**** Material for this exercise
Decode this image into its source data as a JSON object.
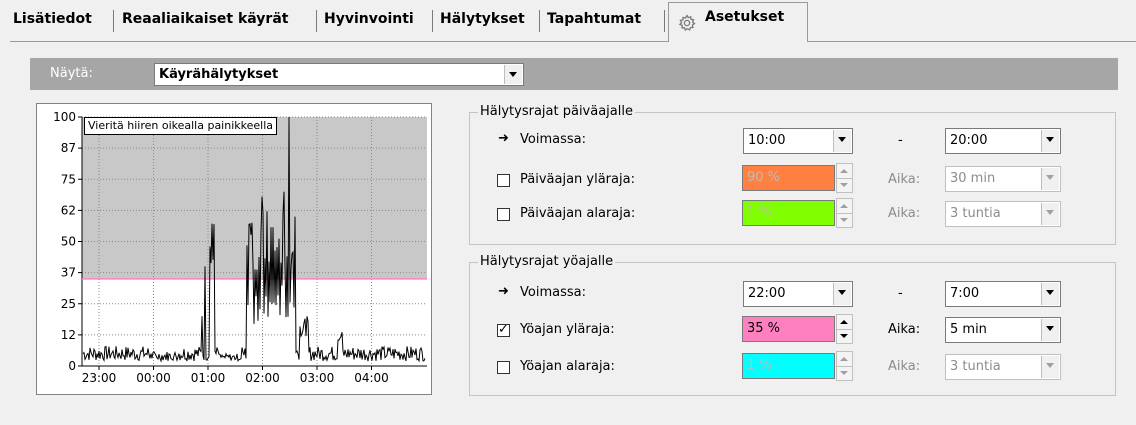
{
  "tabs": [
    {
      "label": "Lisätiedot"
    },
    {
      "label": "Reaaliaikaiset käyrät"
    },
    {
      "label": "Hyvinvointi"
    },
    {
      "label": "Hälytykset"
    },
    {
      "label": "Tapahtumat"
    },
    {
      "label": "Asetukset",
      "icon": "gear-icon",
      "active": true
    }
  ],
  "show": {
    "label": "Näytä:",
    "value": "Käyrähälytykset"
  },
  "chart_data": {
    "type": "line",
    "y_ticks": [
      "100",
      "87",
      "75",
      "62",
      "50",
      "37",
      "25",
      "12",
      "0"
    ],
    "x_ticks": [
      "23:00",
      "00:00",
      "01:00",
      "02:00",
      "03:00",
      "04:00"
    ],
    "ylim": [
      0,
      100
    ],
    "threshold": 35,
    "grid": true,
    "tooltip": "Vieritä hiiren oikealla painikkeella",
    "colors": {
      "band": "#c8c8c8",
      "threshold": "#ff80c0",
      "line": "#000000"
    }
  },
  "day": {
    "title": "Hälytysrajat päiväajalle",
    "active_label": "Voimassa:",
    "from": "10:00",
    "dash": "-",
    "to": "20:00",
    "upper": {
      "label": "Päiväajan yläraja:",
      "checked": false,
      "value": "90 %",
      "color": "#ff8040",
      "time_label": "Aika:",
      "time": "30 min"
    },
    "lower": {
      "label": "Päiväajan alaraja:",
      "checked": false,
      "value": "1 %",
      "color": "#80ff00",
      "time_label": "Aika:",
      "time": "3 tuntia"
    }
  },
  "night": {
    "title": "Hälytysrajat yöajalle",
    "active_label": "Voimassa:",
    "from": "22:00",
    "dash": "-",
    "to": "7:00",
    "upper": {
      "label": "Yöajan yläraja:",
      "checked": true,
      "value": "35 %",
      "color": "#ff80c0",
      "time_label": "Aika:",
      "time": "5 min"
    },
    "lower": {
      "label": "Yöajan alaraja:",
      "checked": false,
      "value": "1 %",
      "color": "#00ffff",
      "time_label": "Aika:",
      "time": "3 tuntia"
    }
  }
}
********
**** Material for this exercise
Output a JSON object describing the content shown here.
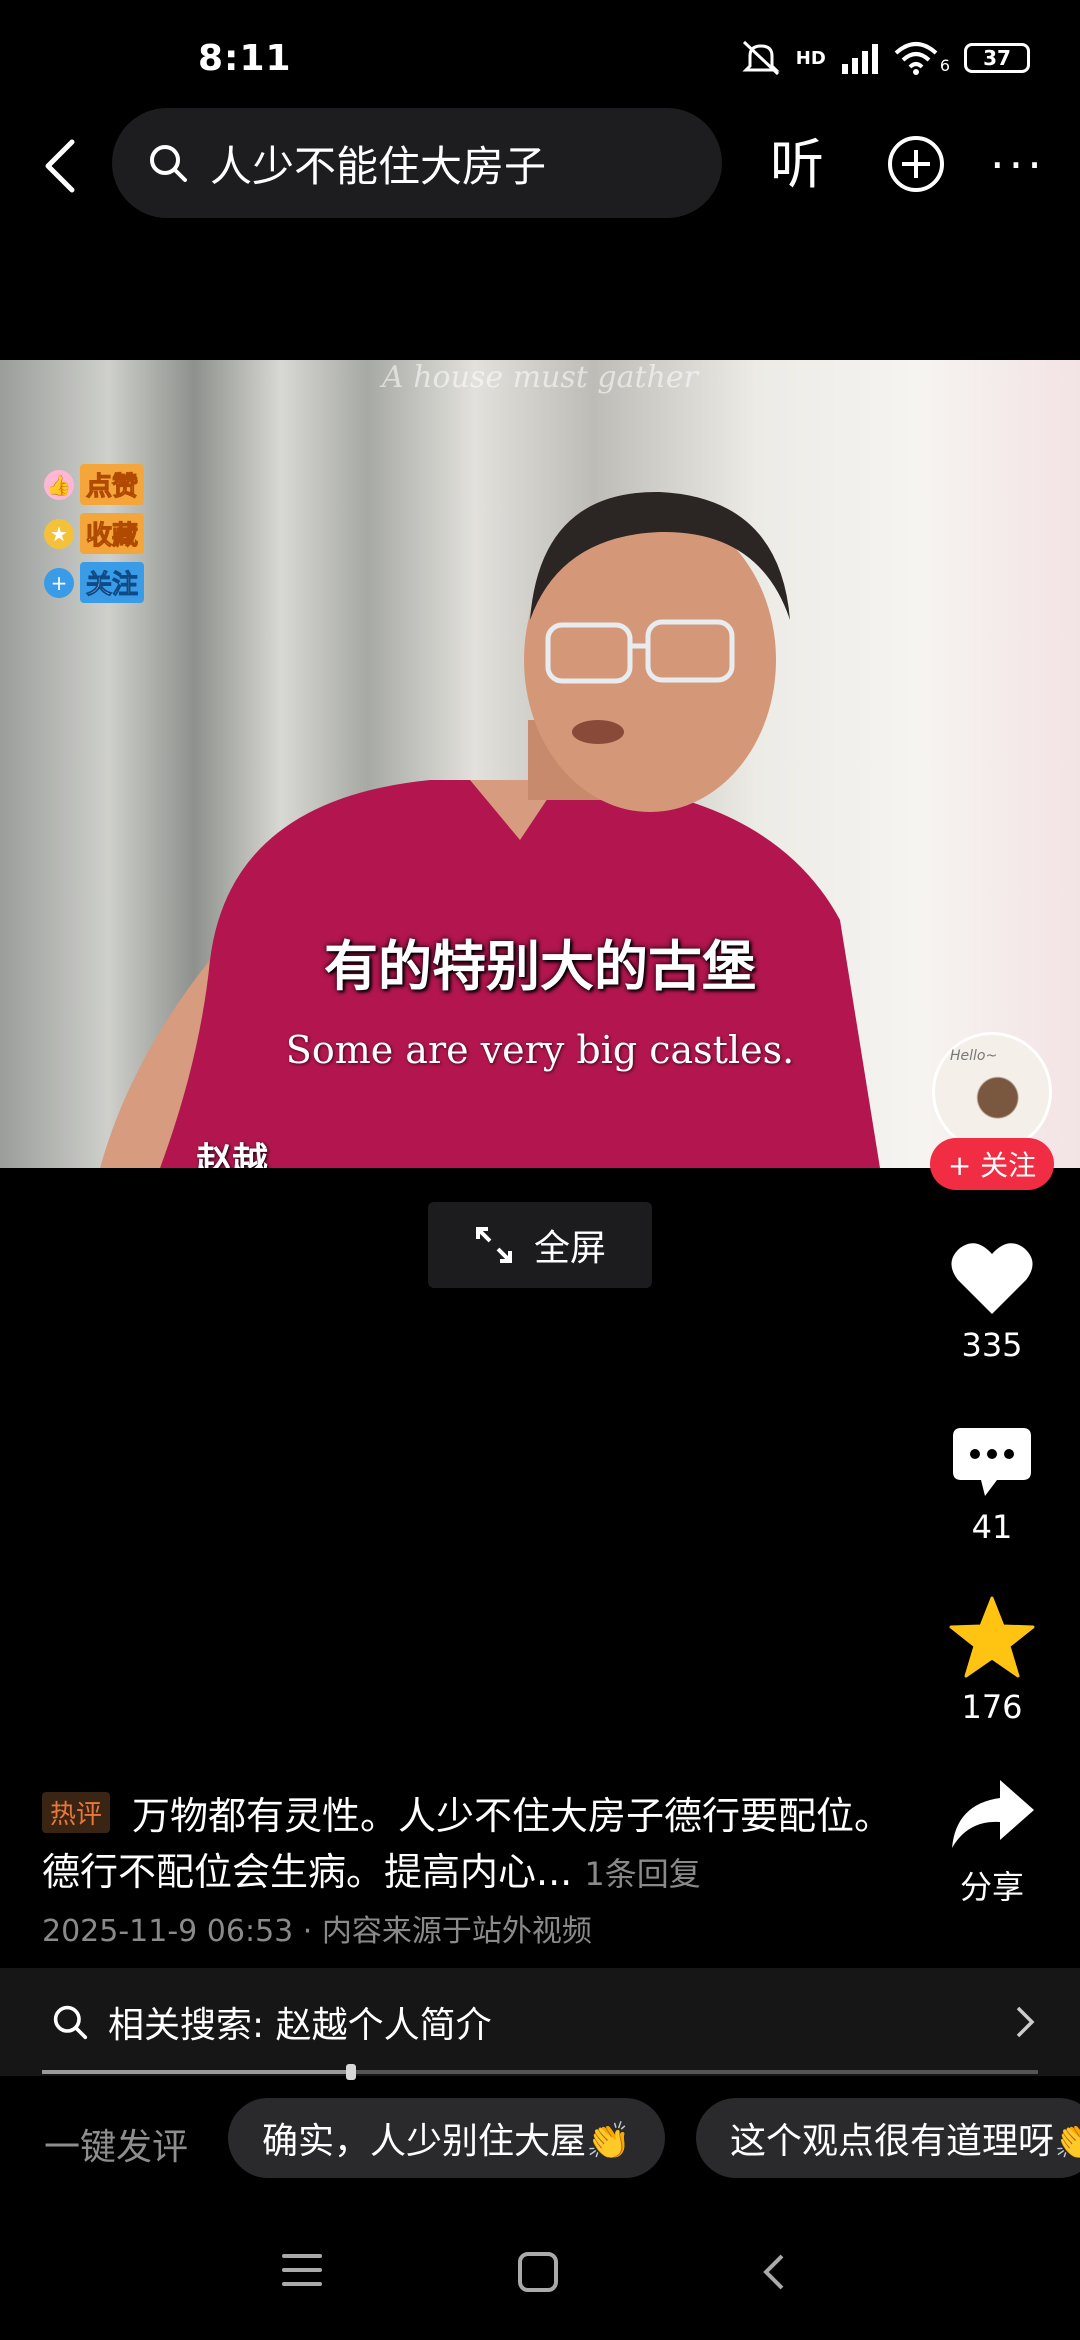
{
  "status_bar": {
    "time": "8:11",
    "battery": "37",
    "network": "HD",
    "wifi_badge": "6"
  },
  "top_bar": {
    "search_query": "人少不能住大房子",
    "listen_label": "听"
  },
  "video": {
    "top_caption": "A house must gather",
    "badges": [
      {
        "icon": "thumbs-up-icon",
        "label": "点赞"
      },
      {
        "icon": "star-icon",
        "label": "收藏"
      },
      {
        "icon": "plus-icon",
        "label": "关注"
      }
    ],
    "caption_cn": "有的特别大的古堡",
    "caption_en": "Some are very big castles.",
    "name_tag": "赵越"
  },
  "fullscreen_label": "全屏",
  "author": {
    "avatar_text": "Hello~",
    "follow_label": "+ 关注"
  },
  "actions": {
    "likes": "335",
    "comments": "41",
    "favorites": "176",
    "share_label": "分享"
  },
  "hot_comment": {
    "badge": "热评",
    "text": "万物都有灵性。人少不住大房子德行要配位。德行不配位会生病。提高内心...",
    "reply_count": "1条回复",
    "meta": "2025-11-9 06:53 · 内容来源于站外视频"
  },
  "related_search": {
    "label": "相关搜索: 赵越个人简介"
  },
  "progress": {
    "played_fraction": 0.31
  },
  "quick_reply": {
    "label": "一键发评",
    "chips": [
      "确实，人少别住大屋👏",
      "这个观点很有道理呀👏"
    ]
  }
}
********
What the task asks:
How many lines in the data contain the string "Hälytysrajat"? Respond with the number only.

Exercise output:
2